--- Start of Records provided ---

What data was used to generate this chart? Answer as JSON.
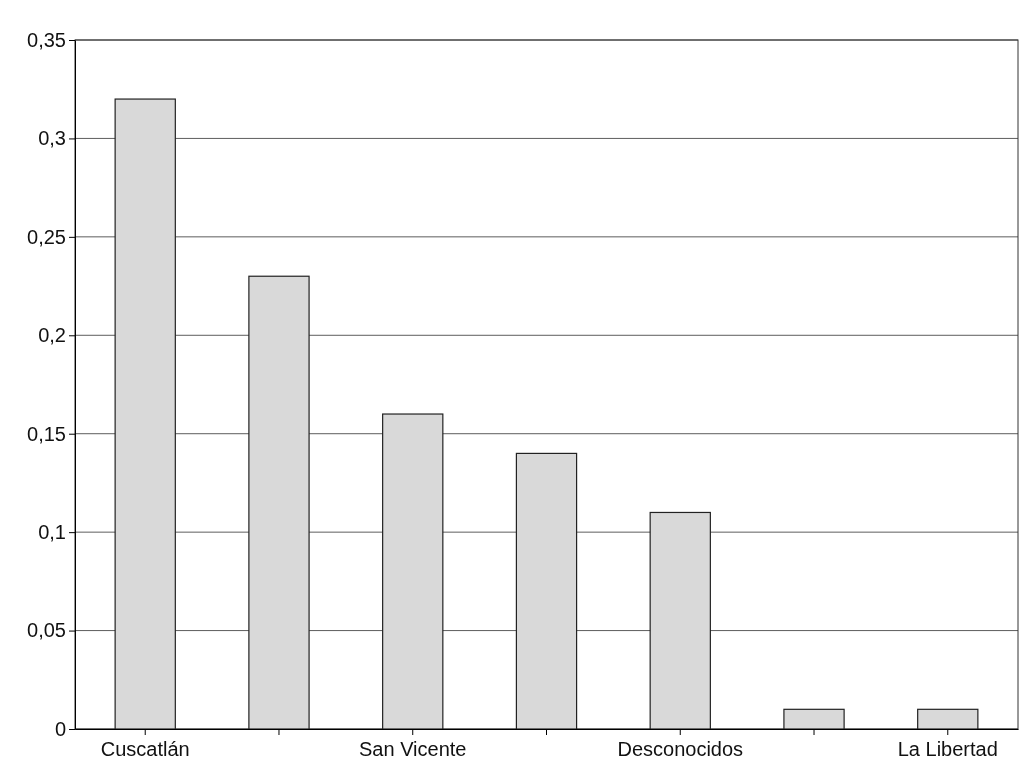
{
  "chart_data": {
    "type": "bar",
    "categories": [
      "Cuscatlán",
      null,
      "San Vicente",
      null,
      "Desconocidos",
      null,
      "La Libertad"
    ],
    "values": [
      0.32,
      0.23,
      0.16,
      0.14,
      0.11,
      0.01,
      0.01
    ],
    "color": "#d9d9d9",
    "ylim": [
      0,
      0.35
    ],
    "yticks": [
      0,
      {
        "value": 0.05,
        "label": "0,05"
      },
      {
        "value": 0.1,
        "label": "0,1"
      },
      {
        "value": 0.15,
        "label": "0,15"
      },
      {
        "value": 0.2,
        "label": "0,2"
      },
      {
        "value": 0.25,
        "label": "0,25"
      },
      {
        "value": 0.3,
        "label": "0,3"
      },
      {
        "value": 0.35,
        "label": "0,35"
      }
    ],
    "grid": "y"
  }
}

--- End of Records provided ---

— Request —
In the lines above, locate the string "label". Copy every line where it occurs.

— Result of this exercise —
        "label": "0,05"
        "label": "0,1"
        "label": "0,15"
        "label": "0,2"
        "label": "0,25"
        "label": "0,3"
        "label": "0,35"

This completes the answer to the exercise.